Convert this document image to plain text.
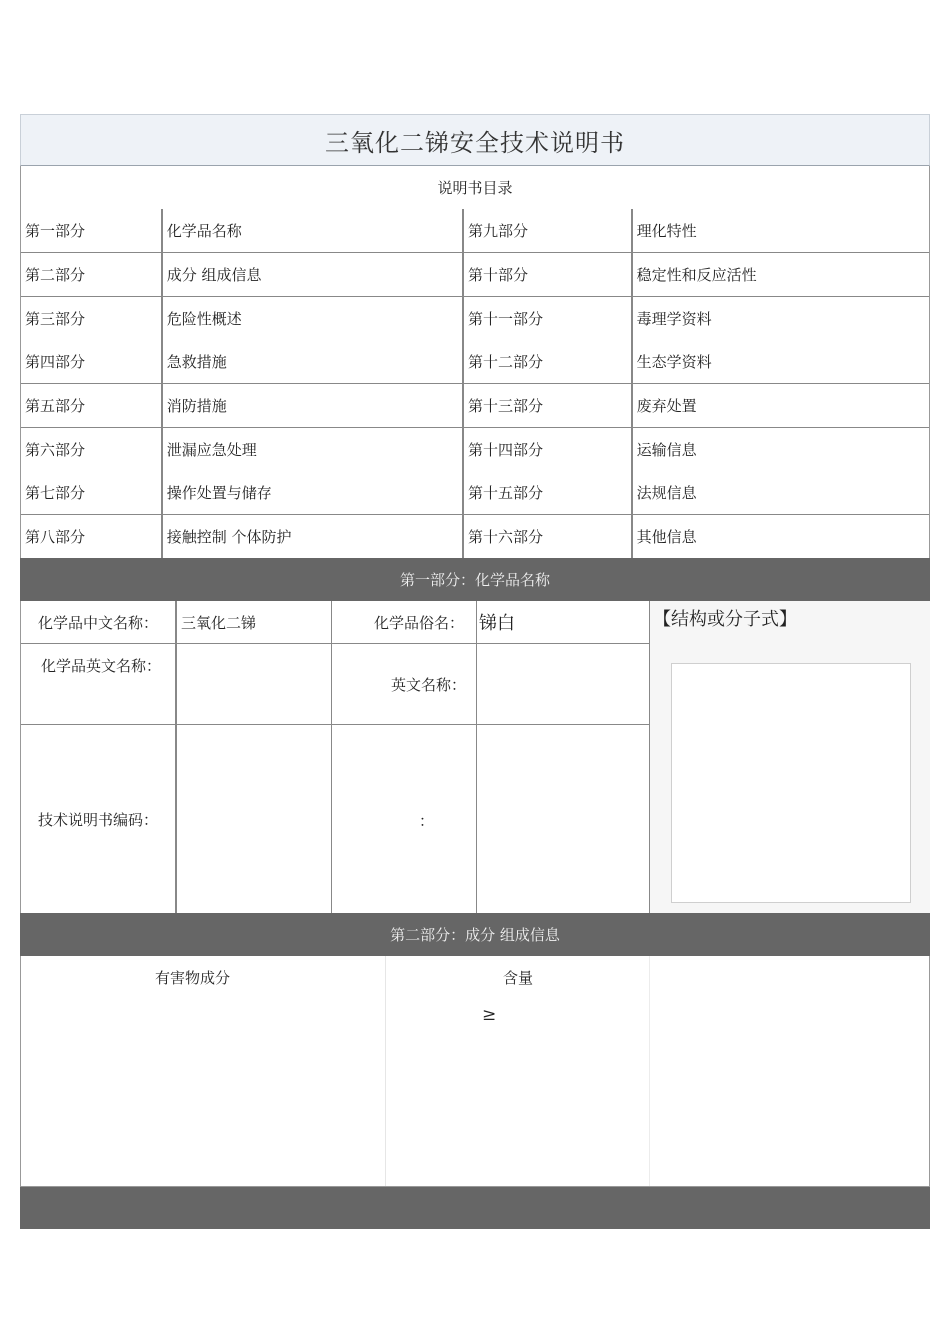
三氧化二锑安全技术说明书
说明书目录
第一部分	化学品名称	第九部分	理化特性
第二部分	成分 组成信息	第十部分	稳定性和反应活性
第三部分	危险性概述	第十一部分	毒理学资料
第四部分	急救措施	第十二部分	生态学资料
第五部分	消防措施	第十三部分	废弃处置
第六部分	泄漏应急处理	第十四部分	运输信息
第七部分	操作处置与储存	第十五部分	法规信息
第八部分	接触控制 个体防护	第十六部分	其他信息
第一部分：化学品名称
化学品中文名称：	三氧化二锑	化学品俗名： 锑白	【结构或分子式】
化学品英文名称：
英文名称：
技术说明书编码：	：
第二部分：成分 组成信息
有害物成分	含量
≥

----------------

Pictures are excluded; output everything else in the data verbatim.

■ **OUTPUT BELOW**
Convert this document image to plain text.
三氧化二锑安全技术说明书
说明书目录
第一部分	化学品名称	第九部分	理化特性
第二部分	成分 组成信息	第十部分	稳定性和反应活性
第三部分	危险性概述	第十一部分	毒理学资料
第四部分	急救措施	第十二部分	生态学资料
第五部分	消防措施	第十三部分	废弃处置
第六部分	泄漏应急处理	第十四部分	运输信息
第七部分	操作处置与储存	第十五部分	法规信息
第八部分	接触控制 个体防护	第十六部分	其他信息
第一部分：化学品名称
化学品中文名称：	三氧化二锑	化学品俗名： 锑白	【结构或分子式】
化学品英文名称：
英文名称：
技术说明书编码：	：
第二部分：成分 组成信息
有害物成分	含量
≥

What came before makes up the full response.